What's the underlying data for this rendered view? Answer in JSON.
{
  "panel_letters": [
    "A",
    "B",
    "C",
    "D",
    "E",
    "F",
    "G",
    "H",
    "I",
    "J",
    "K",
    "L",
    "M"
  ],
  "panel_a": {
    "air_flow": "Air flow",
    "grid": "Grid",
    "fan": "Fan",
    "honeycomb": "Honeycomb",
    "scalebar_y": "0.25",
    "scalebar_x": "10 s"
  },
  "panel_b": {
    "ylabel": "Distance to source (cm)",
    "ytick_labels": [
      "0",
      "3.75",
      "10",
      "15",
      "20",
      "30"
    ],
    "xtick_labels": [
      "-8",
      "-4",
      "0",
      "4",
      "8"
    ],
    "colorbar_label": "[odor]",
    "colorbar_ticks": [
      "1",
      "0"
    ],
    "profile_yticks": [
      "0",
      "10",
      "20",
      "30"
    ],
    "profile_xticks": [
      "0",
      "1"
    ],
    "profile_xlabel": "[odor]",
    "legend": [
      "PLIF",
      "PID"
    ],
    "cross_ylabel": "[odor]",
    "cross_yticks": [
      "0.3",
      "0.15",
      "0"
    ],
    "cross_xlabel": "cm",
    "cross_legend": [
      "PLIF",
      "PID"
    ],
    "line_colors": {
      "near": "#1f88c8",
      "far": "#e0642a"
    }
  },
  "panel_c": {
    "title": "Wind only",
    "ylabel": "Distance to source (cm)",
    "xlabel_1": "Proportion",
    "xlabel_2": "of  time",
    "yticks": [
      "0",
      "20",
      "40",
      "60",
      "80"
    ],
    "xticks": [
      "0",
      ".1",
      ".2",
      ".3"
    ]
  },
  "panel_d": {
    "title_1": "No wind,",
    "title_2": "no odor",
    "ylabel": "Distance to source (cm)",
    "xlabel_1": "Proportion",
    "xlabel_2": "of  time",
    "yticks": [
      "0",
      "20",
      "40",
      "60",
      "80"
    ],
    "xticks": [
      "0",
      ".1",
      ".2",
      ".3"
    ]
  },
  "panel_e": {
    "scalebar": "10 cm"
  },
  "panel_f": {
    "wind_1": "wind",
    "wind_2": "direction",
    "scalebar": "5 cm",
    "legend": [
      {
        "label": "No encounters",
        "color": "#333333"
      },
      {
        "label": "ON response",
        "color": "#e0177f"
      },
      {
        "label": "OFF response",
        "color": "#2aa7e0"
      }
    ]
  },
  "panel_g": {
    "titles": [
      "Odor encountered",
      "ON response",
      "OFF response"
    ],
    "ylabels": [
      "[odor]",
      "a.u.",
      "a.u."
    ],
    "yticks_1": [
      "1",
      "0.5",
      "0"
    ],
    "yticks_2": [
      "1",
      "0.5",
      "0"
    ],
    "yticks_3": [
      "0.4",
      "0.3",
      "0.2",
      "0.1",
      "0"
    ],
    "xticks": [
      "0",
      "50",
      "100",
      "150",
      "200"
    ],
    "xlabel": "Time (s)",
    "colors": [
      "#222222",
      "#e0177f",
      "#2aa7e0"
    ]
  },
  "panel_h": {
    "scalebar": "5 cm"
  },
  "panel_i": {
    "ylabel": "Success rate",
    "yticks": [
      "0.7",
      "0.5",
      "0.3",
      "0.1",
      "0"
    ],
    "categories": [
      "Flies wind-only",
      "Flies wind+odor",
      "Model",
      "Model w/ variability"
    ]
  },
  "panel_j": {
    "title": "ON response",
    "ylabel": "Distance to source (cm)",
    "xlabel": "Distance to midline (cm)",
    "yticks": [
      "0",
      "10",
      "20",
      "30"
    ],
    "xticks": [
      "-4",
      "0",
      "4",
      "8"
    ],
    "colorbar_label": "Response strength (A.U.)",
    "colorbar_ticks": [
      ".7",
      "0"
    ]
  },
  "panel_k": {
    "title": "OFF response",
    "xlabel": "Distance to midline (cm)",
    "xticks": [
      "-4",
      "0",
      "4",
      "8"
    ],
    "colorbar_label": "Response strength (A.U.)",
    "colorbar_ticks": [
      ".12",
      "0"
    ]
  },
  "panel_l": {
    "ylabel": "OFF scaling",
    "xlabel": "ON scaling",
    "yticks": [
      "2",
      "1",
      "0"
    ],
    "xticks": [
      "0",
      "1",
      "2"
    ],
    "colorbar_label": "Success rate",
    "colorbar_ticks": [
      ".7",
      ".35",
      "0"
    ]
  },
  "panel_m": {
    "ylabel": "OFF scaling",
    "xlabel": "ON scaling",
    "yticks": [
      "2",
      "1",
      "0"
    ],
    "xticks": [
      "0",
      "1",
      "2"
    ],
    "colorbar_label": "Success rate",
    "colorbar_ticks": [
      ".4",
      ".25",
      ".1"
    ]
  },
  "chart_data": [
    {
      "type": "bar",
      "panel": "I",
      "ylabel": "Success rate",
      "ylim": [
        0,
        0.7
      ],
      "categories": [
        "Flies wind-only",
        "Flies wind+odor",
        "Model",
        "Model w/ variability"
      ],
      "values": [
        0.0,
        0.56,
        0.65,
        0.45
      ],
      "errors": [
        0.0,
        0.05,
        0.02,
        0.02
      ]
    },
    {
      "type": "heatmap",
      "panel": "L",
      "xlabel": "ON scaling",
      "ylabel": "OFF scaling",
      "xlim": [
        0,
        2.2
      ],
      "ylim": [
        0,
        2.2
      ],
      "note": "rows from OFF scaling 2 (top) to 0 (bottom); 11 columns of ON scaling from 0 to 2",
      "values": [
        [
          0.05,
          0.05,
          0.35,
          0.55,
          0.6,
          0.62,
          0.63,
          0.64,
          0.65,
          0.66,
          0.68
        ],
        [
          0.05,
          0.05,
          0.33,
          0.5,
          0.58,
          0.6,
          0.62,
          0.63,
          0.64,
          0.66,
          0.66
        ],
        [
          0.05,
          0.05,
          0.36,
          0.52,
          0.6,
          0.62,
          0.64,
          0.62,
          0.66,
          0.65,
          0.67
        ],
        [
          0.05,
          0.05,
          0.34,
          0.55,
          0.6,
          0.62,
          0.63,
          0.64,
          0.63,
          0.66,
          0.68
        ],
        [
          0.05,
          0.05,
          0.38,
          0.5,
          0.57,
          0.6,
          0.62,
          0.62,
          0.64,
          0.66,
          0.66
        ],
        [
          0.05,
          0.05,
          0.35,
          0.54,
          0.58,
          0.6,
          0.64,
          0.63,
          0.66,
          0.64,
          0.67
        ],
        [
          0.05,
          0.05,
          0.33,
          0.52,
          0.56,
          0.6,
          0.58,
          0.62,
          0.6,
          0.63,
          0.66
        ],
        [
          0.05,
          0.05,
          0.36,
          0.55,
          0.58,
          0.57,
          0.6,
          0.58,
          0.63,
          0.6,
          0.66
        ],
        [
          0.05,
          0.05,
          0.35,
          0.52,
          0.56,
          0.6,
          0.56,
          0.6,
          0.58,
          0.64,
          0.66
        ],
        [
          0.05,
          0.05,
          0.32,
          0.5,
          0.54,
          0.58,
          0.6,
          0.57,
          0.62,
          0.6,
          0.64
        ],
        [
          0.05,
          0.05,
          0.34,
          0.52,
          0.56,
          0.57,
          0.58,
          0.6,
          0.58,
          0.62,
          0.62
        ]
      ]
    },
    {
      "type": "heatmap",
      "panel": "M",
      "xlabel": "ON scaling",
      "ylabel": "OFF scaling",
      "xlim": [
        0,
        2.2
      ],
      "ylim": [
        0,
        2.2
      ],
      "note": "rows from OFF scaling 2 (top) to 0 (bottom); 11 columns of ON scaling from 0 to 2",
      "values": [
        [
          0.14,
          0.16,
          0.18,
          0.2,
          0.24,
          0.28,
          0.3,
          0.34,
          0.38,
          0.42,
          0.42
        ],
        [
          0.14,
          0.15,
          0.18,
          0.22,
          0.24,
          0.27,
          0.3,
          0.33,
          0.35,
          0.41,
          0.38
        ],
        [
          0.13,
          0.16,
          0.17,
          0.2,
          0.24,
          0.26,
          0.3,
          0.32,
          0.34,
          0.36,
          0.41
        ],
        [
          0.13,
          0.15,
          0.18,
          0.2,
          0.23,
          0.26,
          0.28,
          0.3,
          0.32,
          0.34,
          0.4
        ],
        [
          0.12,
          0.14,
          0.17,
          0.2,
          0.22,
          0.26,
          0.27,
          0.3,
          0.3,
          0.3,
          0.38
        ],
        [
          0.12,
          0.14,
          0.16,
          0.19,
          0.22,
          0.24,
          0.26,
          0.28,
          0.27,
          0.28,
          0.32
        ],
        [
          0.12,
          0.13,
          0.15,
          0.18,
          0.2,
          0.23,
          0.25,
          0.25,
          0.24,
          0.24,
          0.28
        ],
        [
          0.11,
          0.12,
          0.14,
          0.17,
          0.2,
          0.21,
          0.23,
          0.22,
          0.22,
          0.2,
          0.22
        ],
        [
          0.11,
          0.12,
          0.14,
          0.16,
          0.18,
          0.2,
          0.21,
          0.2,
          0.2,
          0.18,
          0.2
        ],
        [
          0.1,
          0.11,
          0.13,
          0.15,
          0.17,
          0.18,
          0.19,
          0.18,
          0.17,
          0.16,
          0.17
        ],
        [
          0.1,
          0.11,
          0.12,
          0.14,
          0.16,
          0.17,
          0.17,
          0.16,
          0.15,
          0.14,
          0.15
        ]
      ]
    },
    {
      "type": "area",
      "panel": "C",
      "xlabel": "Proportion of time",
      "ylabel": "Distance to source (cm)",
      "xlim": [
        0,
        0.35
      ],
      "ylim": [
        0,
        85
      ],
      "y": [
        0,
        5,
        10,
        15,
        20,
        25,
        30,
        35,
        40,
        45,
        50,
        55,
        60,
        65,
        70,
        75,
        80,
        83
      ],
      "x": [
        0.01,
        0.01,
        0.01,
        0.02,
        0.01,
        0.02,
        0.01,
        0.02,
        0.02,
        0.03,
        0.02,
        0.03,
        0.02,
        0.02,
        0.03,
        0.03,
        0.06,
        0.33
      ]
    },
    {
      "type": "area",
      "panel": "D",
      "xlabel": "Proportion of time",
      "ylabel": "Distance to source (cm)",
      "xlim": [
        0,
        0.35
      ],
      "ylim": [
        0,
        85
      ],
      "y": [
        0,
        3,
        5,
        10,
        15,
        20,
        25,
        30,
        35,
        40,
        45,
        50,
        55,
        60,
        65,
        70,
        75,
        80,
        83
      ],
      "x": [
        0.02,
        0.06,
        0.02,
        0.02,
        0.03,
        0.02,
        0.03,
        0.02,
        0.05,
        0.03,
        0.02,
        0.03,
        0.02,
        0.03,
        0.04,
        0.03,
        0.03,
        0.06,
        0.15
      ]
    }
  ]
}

= = = =

§ SHORT EXERCISE: Copy every line from the entries that contains the word "variability".

§ WRITTEN SOLUTION:
      "Model w/ variability"
        "Model w/ variability"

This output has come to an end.